Exercise prompt: Leave out the pictures and copy everything else below exactly.

Material:

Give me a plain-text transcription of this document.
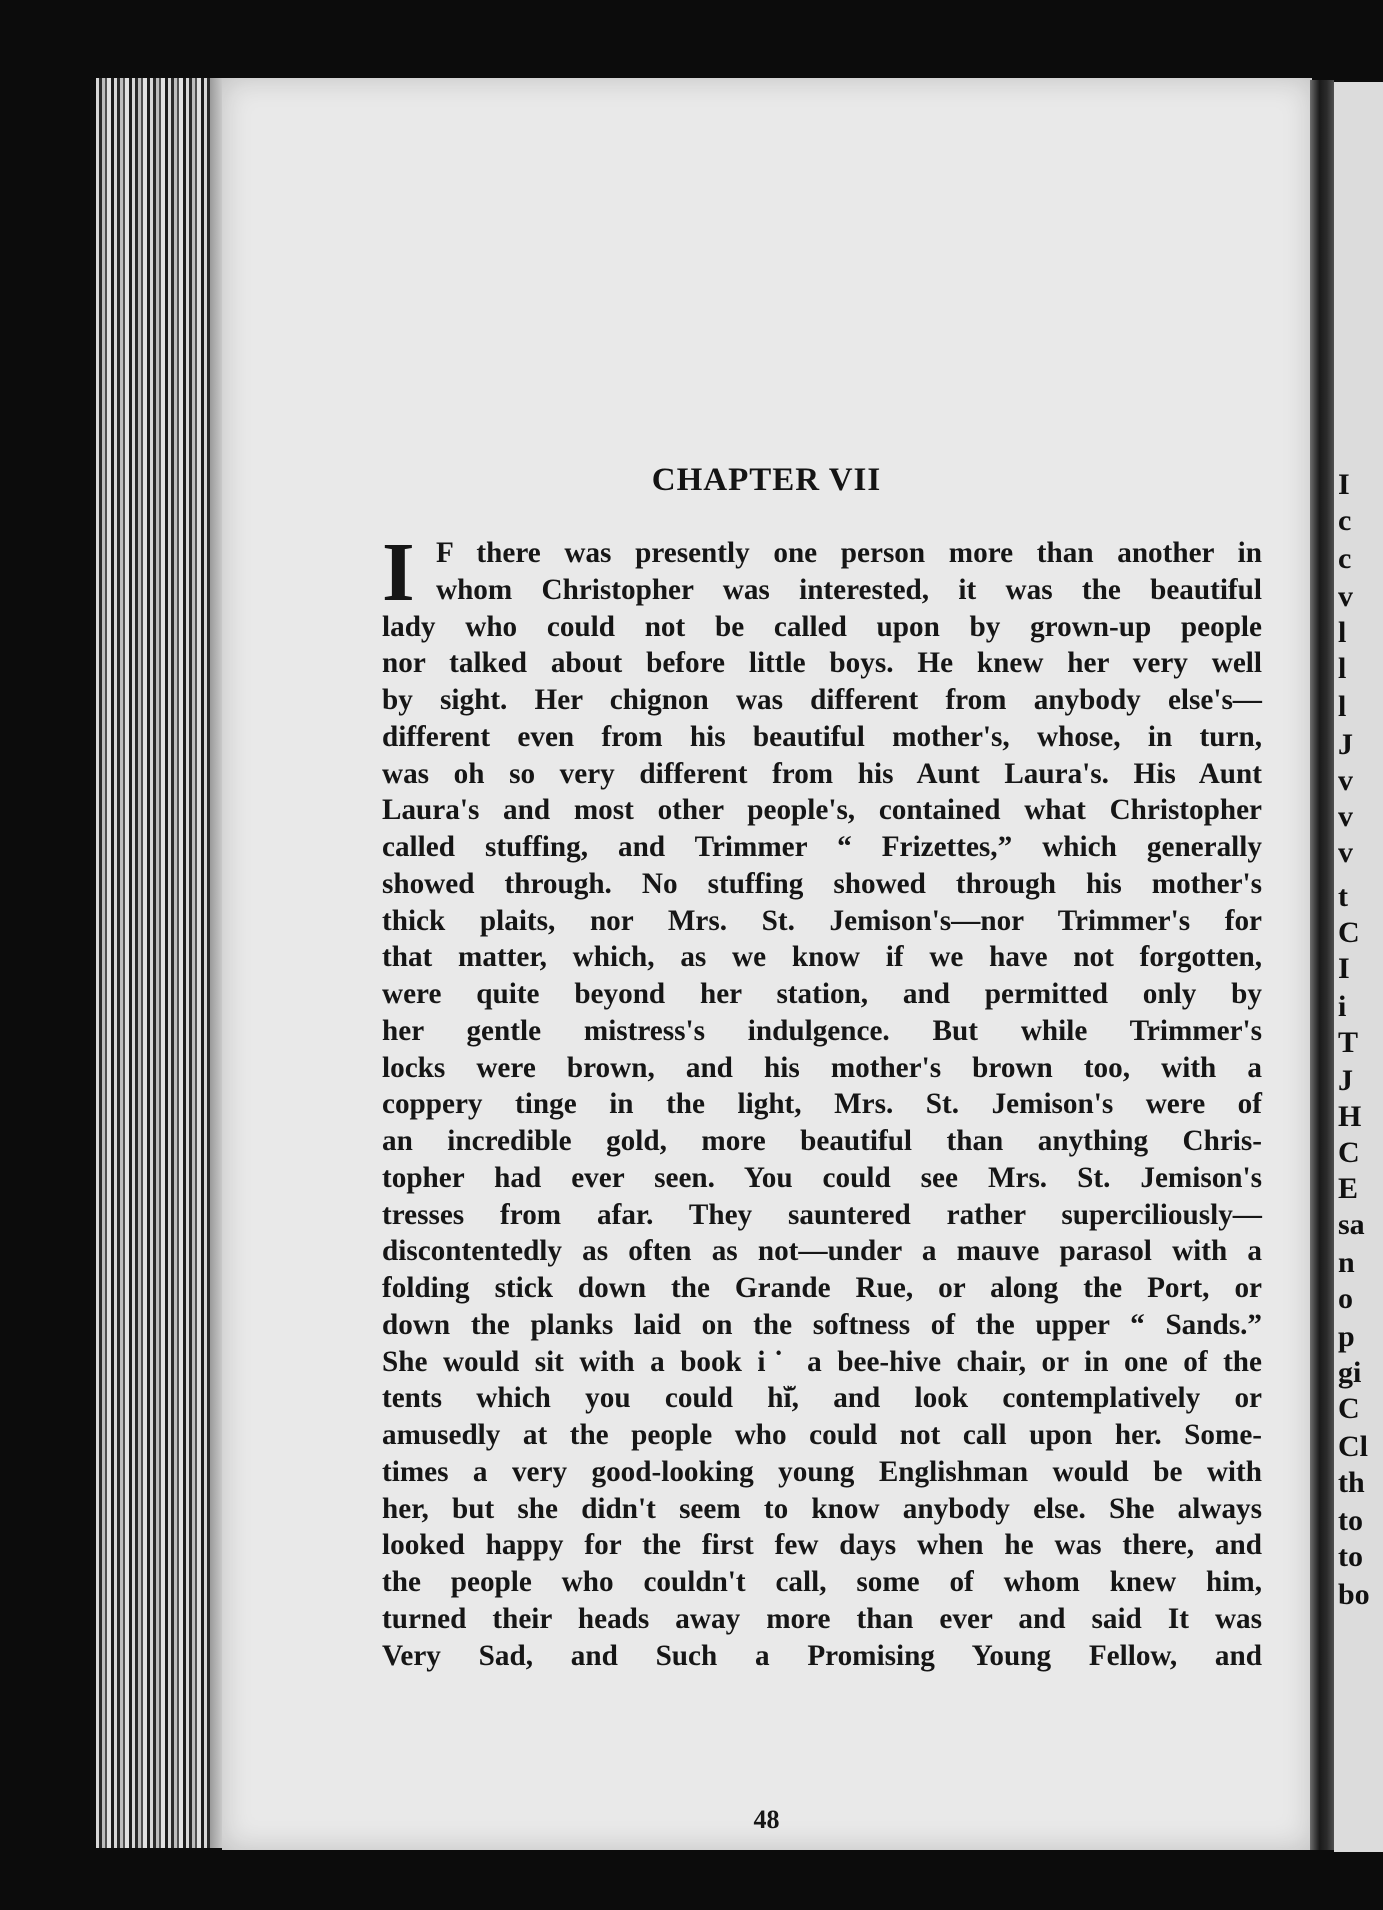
I
c
c
v
l
l
l
J
v
v
v
t
C
I
i
T
J
H
C
E
sa
n
o
p
gi
C
Cl
th
to
to
bo
CHAPTER VII
I F there was presently one person more than another in
whom Christopher was interested, it was the beautiful
lady who could not be called upon by grown-up people
nor talked about before little boys. He knew her very well
by sight. Her chignon was different from anybody else's—
different even from his beautiful mother's, whose, in turn,
was oh so very different from his Aunt Laura's. His Aunt
Laura's and most other people's, contained what Christopher
called stuffing, and Trimmer “ Frizettes,” which generally
showed through. No stuffing showed through his mother's
thick plaits, nor Mrs. St. Jemison's—nor Trimmer's for
that matter, which, as we know if we have not forgotten,
were quite beyond her station, and permitted only by
her gentle mistress's indulgence. But while Trimmer's
locks were brown, and his mother's brown too, with a
coppery tinge in the light, Mrs. St. Jemison's were of
an incredible gold, more beautiful than anything Chris-
topher had ever seen. You could see Mrs. St. Jemison's
tresses from afar. They sauntered rather superciliously—
discontentedly as often as not—under a mauve parasol with a
folding stick down the Grande Rue, or along the Port, or
down the planks laid on the softness of the upper “ Sands.”
She would sit with a book i˙ a bee-hive chair, or in one of the
tents which you could hĭ̆, and look contemplatively or
amusedly at the people who could not call upon her. Some-
times a very good-looking young Englishman would be with
her, but she didn't seem to know anybody else. She always
looked happy for the first few days when he was there, and
the people who couldn't call, some of whom knew him,
turned their heads away more than ever and said It was
Very Sad, and Such a Promising Young Fellow, and
48
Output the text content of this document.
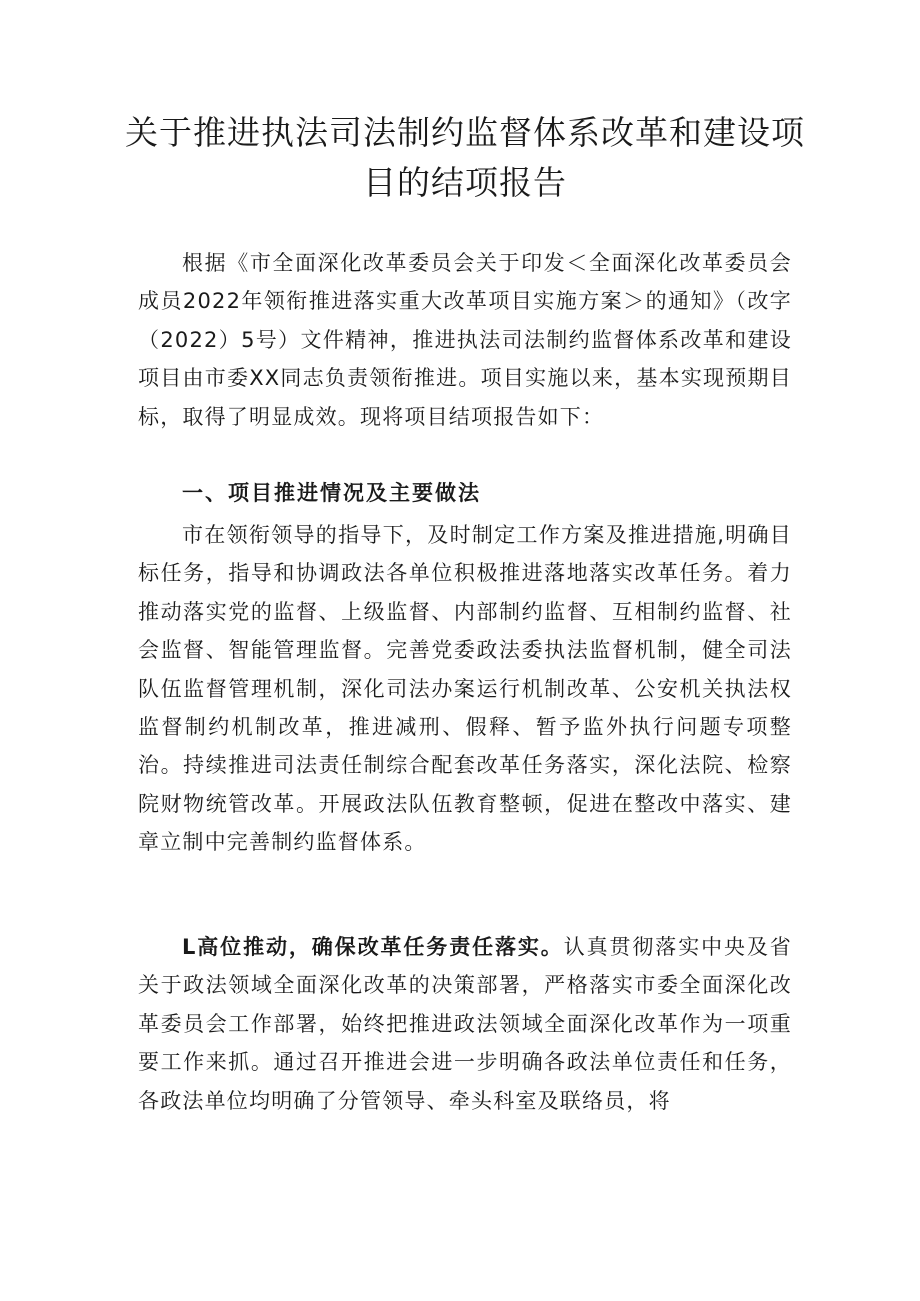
关于推进执法司法制约监督体系改革和建设项目的结项报告

根据《市全面深化改革委员会关于印发＜全面深化改革委员会成员2022年领衔推进落实重大改革项目实施方案＞的通知》（改字（2022）5号）文件精神，推进执法司法制约监督体系改革和建设项目由市委XX同志负责领衔推进。项目实施以来，基本实现预期目标，取得了明显成效。现将项目结项报告如下：

一、项目推进情况及主要做法

市在领衔领导的指导下，及时制定工作方案及推进措施,明确目标任务，指导和协调政法各单位积极推进落地落实改革任务。着力推动落实党的监督、上级监督、内部制约监督、互相制约监督、社会监督、智能管理监督。完善党委政法委执法监督机制，健全司法队伍监督管理机制，深化司法办案运行机制改革、公安机关执法权监督制约机制改革，推进减刑、假释、暂予监外执行问题专项整治。持续推进司法责任制综合配套改革任务落实，深化法院、检察院财物统管改革。开展政法队伍教育整顿，促进在整改中落实、建章立制中完善制约监督体系。

L高位推动，确保改革任务责任落实。认真贯彻落实中央及省关于政法领域全面深化改革的决策部署，严格落实市委全面深化改革委员会工作部署，始终把推进政法领域全面深化改革作为一项重要工作来抓。通过召开推进会进一步明确各政法单位责任和任务，各政法单位均明确了分管领导、牵头科室及联络员，将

Problem solution:
Give me a plain-text transcription of this document.
I
c
c
v
l
l
l
J
v
v
v
t
C
I
i
T
J
H
C
E
sa
n
o
p
gi
C
Cl
th
to
to
bo
CHAPTER VII
I F there was presently one person more than another in
whom Christopher was interested, it was the beautiful
lady who could not be called upon by grown-up people
nor talked about before little boys. He knew her very well
by sight. Her chignon was different from anybody else's—
different even from his beautiful mother's, whose, in turn,
was oh so very different from his Aunt Laura's. His Aunt
Laura's and most other people's, contained what Christopher
called stuffing, and Trimmer “ Frizettes,” which generally
showed through. No stuffing showed through his mother's
thick plaits, nor Mrs. St. Jemison's—nor Trimmer's for
that matter, which, as we know if we have not forgotten,
were quite beyond her station, and permitted only by
her gentle mistress's indulgence. But while Trimmer's
locks were brown, and his mother's brown too, with a
coppery tinge in the light, Mrs. St. Jemison's were of
an incredible gold, more beautiful than anything Chris-
topher had ever seen. You could see Mrs. St. Jemison's
tresses from afar. They sauntered rather superciliously—
discontentedly as often as not—under a mauve parasol with a
folding stick down the Grande Rue, or along the Port, or
down the planks laid on the softness of the upper “ Sands.”
She would sit with a book i˙ a bee-hive chair, or in one of the
tents which you could hĭ̆, and look contemplatively or
amusedly at the people who could not call upon her. Some-
times a very good-looking young Englishman would be with
her, but she didn't seem to know anybody else. She always
looked happy for the first few days when he was there, and
the people who couldn't call, some of whom knew him,
turned their heads away more than ever and said It was
Very Sad, and Such a Promising Young Fellow, and
48
Output the text content of this document.
关于推进执法司法制约监督体系改革和建设项目的结项报告

根据《市全面深化改革委员会关于印发＜全面深化改革委员会成员2022年领衔推进落实重大改革项目实施方案＞的通知》（改字（2022）5号）文件精神，推进执法司法制约监督体系改革和建设项目由市委XX同志负责领衔推进。项目实施以来，基本实现预期目标，取得了明显成效。现将项目结项报告如下：

一、项目推进情况及主要做法

市在领衔领导的指导下，及时制定工作方案及推进措施,明确目标任务，指导和协调政法各单位积极推进落地落实改革任务。着力推动落实党的监督、上级监督、内部制约监督、互相制约监督、社会监督、智能管理监督。完善党委政法委执法监督机制，健全司法队伍监督管理机制，深化司法办案运行机制改革、公安机关执法权监督制约机制改革，推进减刑、假释、暂予监外执行问题专项整治。持续推进司法责任制综合配套改革任务落实，深化法院、检察院财物统管改革。开展政法队伍教育整顿，促进在整改中落实、建章立制中完善制约监督体系。

L高位推动，确保改革任务责任落实。认真贯彻落实中央及省关于政法领域全面深化改革的决策部署，严格落实市委全面深化改革委员会工作部署，始终把推进政法领域全面深化改革作为一项重要工作来抓。通过召开推进会进一步明确各政法单位责任和任务，各政法单位均明确了分管领导、牵头科室及联络员，将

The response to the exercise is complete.